┌────────

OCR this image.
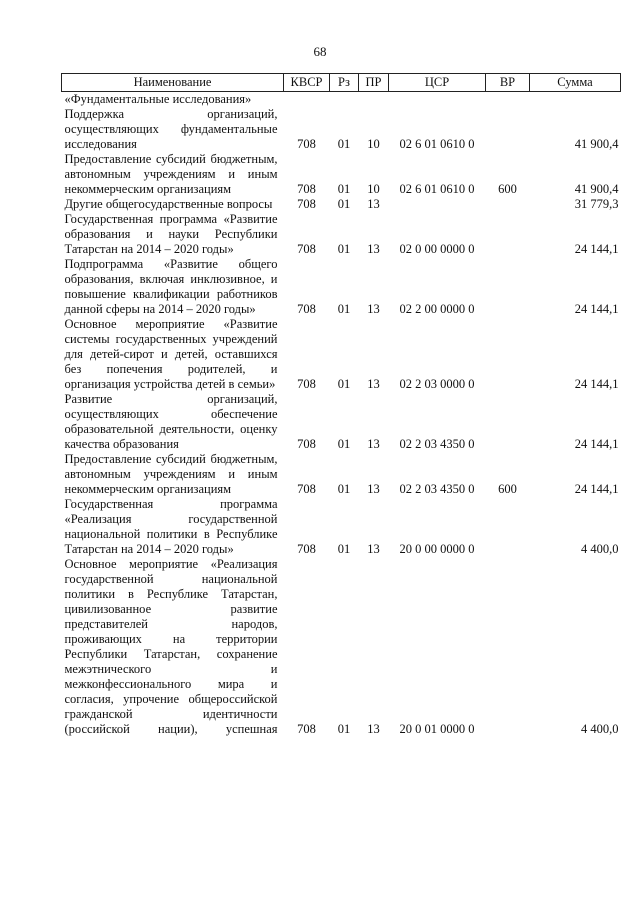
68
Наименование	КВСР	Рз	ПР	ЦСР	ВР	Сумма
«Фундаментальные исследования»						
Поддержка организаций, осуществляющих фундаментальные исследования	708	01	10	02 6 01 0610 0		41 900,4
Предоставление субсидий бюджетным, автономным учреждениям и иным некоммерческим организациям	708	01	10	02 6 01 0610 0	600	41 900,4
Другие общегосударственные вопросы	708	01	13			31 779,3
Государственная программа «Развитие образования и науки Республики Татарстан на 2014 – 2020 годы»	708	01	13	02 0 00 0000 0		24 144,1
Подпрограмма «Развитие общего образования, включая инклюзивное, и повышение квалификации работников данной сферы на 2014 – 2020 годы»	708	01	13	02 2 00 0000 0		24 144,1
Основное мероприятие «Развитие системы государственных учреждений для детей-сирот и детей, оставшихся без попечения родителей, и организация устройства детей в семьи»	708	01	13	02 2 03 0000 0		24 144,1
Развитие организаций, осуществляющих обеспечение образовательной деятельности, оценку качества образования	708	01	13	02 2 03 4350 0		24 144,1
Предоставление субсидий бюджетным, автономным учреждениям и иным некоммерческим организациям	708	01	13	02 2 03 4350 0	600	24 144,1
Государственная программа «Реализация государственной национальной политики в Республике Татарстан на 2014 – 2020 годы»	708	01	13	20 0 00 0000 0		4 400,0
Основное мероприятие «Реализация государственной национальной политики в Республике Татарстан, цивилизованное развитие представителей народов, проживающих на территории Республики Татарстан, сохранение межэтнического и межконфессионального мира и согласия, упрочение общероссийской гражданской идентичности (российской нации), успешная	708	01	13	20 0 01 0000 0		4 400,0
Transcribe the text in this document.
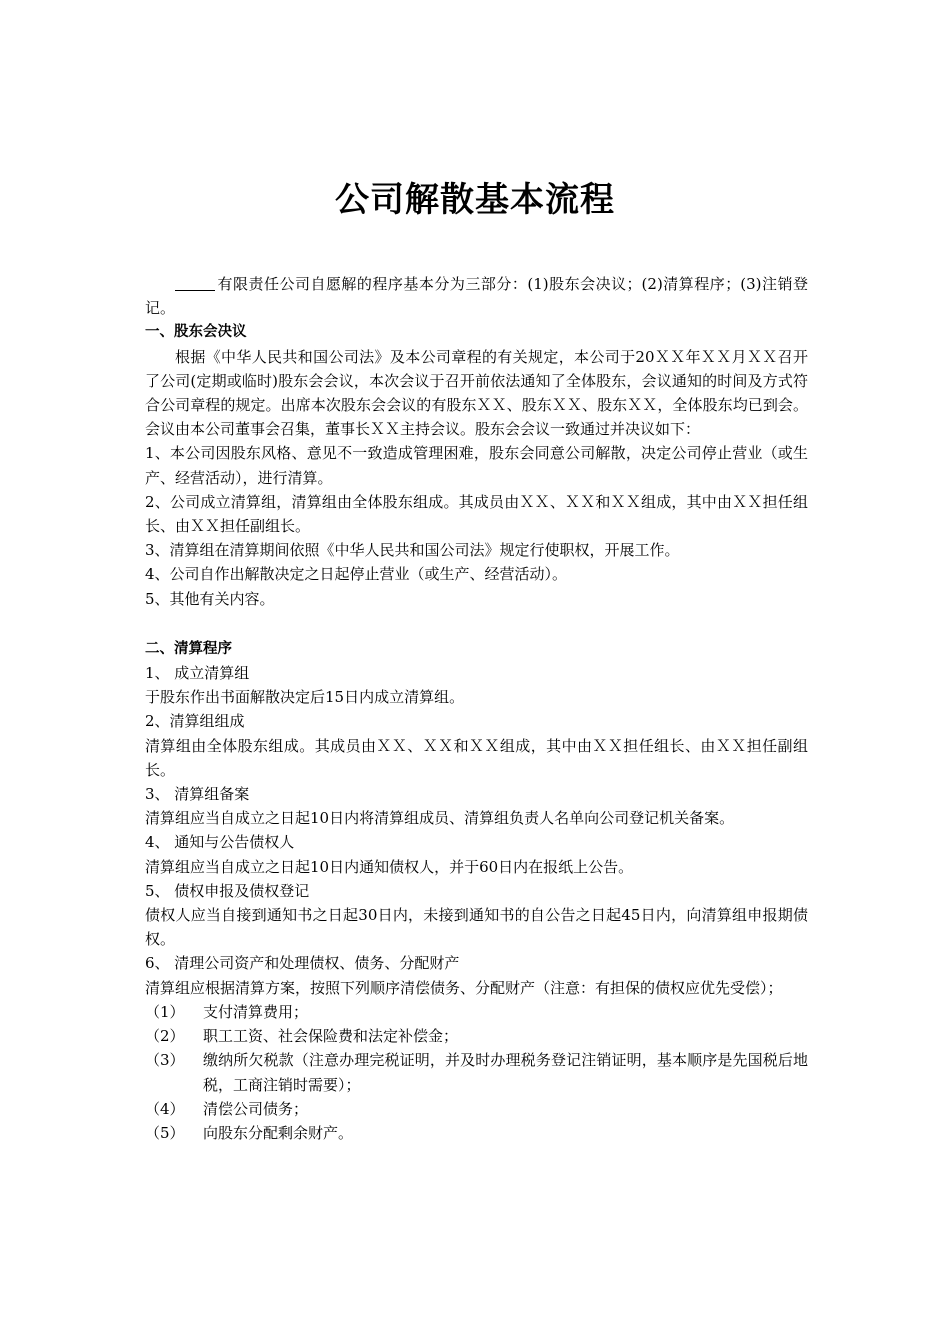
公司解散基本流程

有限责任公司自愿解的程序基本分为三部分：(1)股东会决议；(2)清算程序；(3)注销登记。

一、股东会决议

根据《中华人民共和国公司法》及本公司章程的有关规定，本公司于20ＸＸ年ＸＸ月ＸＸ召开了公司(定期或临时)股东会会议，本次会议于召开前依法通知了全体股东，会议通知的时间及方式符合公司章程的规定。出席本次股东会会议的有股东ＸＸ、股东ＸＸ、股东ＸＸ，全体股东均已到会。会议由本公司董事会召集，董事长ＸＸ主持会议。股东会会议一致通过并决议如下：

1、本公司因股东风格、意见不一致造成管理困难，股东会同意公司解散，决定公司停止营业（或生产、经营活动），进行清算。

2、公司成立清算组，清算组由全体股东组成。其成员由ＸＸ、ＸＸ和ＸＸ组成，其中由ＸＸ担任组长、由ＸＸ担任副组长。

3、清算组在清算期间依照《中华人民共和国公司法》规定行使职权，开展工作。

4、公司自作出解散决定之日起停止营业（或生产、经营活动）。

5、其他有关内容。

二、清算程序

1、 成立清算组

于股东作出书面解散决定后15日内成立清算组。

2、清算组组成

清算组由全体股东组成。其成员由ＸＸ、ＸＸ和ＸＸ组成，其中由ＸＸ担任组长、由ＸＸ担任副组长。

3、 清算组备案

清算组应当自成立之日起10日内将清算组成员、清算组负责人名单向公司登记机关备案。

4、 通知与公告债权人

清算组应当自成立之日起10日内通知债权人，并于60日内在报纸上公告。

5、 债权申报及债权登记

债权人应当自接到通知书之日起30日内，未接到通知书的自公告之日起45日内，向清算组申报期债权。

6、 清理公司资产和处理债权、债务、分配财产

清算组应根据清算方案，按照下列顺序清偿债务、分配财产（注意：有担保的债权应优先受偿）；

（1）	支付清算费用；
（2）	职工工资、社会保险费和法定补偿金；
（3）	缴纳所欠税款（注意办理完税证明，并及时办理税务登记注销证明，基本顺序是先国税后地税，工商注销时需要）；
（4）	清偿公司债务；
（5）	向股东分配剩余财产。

└────────

• _EXERCISE DESCRIPTION_: Pictures in the records should not appear in your copy, but everything else must be transcribed exactly.

• _COMPLETE RESPONSE_:
OCR this image.
68
Наименование	КВСР	Рз	ПР	ЦСР	ВР	Сумма
«Фундаментальные исследования»						
Поддержка организаций, осуществляющих фундаментальные исследования	708	01	10	02 6 01 0610 0		41 900,4
Предоставление субсидий бюджетным, автономным учреждениям и иным некоммерческим организациям	708	01	10	02 6 01 0610 0	600	41 900,4
Другие общегосударственные вопросы	708	01	13			31 779,3
Государственная программа «Развитие образования и науки Республики Татарстан на 2014 – 2020 годы»	708	01	13	02 0 00 0000 0		24 144,1
Подпрограмма «Развитие общего образования, включая инклюзивное, и повышение квалификации работников данной сферы на 2014 – 2020 годы»	708	01	13	02 2 00 0000 0		24 144,1
Основное мероприятие «Развитие системы государственных учреждений для детей-сирот и детей, оставшихся без попечения родителей, и организация устройства детей в семьи»	708	01	13	02 2 03 0000 0		24 144,1
Развитие организаций, осуществляющих обеспечение образовательной деятельности, оценку качества образования	708	01	13	02 2 03 4350 0		24 144,1
Предоставление субсидий бюджетным, автономным учреждениям и иным некоммерческим организациям	708	01	13	02 2 03 4350 0	600	24 144,1
Государственная программа «Реализация государственной национальной политики в Республике Татарстан на 2014 – 2020 годы»	708	01	13	20 0 00 0000 0		4 400,0
Основное мероприятие «Реализация государственной национальной политики в Республике Татарстан, цивилизованное развитие представителей народов, проживающих на территории Республики Татарстан, сохранение межэтнического и межконфессионального мира и согласия, упрочение общероссийской гражданской идентичности (российской нации), успешная	708	01	13	20 0 01 0000 0		4 400,0
Transcribe the text in this document.
公司解散基本流程

有限责任公司自愿解的程序基本分为三部分：(1)股东会决议；(2)清算程序；(3)注销登记。

一、股东会决议

根据《中华人民共和国公司法》及本公司章程的有关规定，本公司于20ＸＸ年ＸＸ月ＸＸ召开了公司(定期或临时)股东会会议，本次会议于召开前依法通知了全体股东，会议通知的时间及方式符合公司章程的规定。出席本次股东会会议的有股东ＸＸ、股东ＸＸ、股东ＸＸ，全体股东均已到会。会议由本公司董事会召集，董事长ＸＸ主持会议。股东会会议一致通过并决议如下：

1、本公司因股东风格、意见不一致造成管理困难，股东会同意公司解散，决定公司停止营业（或生产、经营活动），进行清算。

2、公司成立清算组，清算组由全体股东组成。其成员由ＸＸ、ＸＸ和ＸＸ组成，其中由ＸＸ担任组长、由ＸＸ担任副组长。

3、清算组在清算期间依照《中华人民共和国公司法》规定行使职权，开展工作。

4、公司自作出解散决定之日起停止营业（或生产、经营活动）。

5、其他有关内容。

二、清算程序

1、 成立清算组

于股东作出书面解散决定后15日内成立清算组。

2、清算组组成

清算组由全体股东组成。其成员由ＸＸ、ＸＸ和ＸＸ组成，其中由ＸＸ担任组长、由ＸＸ担任副组长。

3、 清算组备案

清算组应当自成立之日起10日内将清算组成员、清算组负责人名单向公司登记机关备案。

4、 通知与公告债权人

清算组应当自成立之日起10日内通知债权人，并于60日内在报纸上公告。

5、 债权申报及债权登记

债权人应当自接到通知书之日起30日内，未接到通知书的自公告之日起45日内，向清算组申报期债权。

6、 清理公司资产和处理债权、债务、分配财产

清算组应根据清算方案，按照下列顺序清偿债务、分配财产（注意：有担保的债权应优先受偿）；

（1）	支付清算费用；
（2）	职工工资、社会保险费和法定补偿金；
（3）	缴纳所欠税款（注意办理完税证明，并及时办理税务登记注销证明，基本顺序是先国税后地税，工商注销时需要）；
（4）	清偿公司债务；
（5）	向股东分配剩余财产。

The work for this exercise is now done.